Present every line in which the string "https" appears.
------ SOURCE MATERIAL ------
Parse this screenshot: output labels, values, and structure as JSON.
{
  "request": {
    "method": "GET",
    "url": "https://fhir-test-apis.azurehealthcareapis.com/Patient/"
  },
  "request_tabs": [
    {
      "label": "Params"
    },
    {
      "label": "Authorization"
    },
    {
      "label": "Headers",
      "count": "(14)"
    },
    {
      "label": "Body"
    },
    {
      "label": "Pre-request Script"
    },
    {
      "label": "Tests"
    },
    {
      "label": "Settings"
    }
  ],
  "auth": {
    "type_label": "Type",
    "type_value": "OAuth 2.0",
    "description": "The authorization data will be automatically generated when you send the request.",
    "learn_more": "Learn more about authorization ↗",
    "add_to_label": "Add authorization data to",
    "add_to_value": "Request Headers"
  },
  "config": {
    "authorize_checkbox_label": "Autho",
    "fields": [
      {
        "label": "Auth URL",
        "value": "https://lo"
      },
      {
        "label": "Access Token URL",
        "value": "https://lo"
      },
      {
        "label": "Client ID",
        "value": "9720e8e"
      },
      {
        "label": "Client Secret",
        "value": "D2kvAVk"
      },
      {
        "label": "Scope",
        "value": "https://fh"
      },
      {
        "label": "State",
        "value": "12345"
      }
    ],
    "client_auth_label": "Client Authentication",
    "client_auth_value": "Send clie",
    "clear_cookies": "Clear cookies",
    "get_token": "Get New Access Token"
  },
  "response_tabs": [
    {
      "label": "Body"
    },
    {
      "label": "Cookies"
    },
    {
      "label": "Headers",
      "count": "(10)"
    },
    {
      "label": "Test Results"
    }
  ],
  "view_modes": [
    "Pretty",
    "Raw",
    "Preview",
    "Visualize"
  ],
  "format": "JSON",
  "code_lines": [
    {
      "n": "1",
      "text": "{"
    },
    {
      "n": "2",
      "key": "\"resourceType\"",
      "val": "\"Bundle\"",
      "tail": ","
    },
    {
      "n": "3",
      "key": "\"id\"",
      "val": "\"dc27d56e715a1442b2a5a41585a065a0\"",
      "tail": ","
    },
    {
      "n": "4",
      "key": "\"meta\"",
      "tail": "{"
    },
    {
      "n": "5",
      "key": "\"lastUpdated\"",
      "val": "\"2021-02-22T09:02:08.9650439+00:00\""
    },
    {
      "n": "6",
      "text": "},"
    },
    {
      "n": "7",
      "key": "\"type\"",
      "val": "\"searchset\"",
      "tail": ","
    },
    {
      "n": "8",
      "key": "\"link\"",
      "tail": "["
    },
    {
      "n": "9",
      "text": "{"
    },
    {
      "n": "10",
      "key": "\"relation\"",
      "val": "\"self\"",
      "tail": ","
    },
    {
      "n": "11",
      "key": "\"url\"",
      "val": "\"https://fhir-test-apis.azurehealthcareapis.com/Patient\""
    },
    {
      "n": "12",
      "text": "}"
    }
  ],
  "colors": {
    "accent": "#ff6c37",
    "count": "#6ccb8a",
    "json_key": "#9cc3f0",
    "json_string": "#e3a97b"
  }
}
------
------ SOURCE MATERIAL ------
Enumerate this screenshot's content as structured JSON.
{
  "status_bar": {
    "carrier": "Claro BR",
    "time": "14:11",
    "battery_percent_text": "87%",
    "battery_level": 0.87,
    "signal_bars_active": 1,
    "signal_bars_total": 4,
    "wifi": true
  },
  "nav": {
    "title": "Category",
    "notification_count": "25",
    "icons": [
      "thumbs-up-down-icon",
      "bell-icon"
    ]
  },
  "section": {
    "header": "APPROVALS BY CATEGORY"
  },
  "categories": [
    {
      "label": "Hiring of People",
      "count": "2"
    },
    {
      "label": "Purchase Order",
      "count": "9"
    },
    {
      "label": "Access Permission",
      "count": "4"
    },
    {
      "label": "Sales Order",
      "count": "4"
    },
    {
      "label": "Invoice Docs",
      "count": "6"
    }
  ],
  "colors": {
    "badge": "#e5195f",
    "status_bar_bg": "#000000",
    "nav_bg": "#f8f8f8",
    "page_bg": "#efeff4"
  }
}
------
▶ _OUTPUT OF THE EXERCISE_:
    "url": "https://fhir-test-apis.azurehealthcareapis.com/Patient/"
        "value": "https://lo"
        "value": "https://lo"
        "value": "https://fh"
      "val": "\"https://fhir-test-apis.azurehealthcareapis.com/Patient\""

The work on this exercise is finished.